### Do this:
Read the records below and copy each line that contains "Specify".

### Supplied material:
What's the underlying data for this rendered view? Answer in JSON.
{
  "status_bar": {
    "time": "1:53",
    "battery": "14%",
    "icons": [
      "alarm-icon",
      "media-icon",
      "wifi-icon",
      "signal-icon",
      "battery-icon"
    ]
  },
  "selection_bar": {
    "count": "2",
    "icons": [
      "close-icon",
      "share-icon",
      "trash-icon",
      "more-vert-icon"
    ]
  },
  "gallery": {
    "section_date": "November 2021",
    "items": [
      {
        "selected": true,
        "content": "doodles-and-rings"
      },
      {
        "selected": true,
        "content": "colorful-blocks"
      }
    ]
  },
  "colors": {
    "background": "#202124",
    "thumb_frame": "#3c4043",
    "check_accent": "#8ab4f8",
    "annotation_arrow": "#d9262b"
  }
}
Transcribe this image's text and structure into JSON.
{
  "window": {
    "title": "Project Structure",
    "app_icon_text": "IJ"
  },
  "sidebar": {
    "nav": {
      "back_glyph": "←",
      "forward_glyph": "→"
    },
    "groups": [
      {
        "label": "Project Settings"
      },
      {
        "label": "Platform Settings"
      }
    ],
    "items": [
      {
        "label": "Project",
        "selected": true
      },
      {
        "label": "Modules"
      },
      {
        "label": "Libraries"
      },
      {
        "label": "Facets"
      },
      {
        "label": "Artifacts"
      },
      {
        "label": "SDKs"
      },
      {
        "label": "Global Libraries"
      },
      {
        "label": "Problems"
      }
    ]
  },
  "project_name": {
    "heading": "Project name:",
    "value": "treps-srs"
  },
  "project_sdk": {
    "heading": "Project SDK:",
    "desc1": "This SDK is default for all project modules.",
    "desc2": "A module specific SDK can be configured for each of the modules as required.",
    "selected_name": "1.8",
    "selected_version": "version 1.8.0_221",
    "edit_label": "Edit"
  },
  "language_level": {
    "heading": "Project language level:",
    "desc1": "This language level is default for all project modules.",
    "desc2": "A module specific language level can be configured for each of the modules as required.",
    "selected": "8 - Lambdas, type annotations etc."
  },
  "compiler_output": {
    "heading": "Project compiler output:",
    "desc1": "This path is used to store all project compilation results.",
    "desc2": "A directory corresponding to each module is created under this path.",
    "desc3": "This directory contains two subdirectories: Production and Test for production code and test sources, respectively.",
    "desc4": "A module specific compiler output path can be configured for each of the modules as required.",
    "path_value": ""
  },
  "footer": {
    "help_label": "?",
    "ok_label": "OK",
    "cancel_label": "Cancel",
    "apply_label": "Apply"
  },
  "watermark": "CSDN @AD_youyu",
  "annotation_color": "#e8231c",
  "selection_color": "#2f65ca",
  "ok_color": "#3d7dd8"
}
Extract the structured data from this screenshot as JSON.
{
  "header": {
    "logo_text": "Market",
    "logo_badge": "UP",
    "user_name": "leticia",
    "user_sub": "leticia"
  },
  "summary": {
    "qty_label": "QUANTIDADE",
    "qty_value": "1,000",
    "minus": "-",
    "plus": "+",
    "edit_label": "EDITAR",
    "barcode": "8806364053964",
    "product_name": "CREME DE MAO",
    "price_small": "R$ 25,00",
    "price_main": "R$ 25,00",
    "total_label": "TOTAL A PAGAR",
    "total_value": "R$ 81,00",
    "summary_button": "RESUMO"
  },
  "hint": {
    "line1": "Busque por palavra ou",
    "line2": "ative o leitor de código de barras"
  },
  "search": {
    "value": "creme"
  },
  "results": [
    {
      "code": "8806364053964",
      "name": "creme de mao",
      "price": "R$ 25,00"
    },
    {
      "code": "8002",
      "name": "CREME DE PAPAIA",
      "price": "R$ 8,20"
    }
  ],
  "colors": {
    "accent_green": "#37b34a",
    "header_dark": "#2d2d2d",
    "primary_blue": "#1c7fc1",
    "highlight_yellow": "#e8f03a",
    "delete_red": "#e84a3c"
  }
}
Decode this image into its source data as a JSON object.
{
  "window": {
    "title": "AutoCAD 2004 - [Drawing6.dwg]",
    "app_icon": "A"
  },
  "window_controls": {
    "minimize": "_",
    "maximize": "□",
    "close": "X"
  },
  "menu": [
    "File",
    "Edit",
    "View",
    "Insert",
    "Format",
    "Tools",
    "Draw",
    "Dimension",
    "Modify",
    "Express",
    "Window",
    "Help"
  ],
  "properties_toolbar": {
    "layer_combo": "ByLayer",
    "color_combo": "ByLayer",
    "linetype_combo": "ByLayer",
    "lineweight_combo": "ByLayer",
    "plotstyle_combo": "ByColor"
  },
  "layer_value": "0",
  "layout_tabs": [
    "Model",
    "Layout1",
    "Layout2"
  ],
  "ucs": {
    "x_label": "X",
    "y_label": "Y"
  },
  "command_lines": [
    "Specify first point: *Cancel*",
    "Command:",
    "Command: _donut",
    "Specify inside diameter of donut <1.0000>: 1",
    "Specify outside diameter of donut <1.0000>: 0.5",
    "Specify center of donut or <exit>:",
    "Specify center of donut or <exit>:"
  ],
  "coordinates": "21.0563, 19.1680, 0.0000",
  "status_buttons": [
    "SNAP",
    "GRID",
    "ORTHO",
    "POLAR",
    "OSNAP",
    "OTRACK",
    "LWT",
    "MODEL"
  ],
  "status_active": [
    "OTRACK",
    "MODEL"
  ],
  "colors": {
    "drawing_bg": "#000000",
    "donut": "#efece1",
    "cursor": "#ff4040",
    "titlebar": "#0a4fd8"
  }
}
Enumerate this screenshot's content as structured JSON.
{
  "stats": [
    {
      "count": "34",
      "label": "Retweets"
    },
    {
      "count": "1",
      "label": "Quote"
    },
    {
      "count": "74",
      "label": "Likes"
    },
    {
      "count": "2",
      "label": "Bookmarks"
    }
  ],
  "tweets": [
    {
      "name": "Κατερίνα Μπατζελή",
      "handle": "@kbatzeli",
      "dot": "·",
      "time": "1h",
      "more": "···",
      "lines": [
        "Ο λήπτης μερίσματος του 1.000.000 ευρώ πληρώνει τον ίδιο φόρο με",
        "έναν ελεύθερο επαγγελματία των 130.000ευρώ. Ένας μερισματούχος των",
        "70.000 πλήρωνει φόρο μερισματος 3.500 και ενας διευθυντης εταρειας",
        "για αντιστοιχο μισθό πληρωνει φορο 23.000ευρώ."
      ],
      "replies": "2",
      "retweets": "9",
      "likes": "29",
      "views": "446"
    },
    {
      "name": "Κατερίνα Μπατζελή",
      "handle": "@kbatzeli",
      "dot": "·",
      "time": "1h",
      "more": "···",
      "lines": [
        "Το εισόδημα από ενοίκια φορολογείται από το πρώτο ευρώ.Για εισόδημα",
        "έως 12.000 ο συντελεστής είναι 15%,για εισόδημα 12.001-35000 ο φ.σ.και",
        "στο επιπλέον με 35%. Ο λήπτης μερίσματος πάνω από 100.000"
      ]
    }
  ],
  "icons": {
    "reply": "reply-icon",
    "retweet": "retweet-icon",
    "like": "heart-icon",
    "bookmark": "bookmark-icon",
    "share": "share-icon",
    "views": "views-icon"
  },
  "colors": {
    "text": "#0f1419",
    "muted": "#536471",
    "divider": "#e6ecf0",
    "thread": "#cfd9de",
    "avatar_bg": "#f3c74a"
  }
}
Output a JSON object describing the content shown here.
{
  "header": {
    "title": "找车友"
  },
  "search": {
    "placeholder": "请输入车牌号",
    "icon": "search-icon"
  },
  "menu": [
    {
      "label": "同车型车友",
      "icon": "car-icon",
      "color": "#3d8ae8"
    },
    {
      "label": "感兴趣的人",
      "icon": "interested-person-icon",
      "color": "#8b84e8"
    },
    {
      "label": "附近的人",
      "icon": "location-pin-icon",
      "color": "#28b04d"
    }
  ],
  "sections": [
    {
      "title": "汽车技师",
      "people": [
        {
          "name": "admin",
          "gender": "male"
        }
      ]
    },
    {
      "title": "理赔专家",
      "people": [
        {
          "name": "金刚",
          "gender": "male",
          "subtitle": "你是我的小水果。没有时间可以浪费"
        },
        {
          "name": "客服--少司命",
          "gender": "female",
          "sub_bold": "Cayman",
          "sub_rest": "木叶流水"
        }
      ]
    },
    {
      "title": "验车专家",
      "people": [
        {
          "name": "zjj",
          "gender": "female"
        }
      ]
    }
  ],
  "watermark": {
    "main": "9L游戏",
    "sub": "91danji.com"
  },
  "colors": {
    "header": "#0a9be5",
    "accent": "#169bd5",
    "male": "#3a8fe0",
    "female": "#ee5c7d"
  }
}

### Answer to the problem:
    "Specify first point: *Cancel*",
    "Specify inside diameter of donut <1.0000>: 1",
    "Specify outside diameter of donut <1.0000>: 0.5",
    "Specify center of donut or <exit>:",
    "Specify center of donut or <exit>:"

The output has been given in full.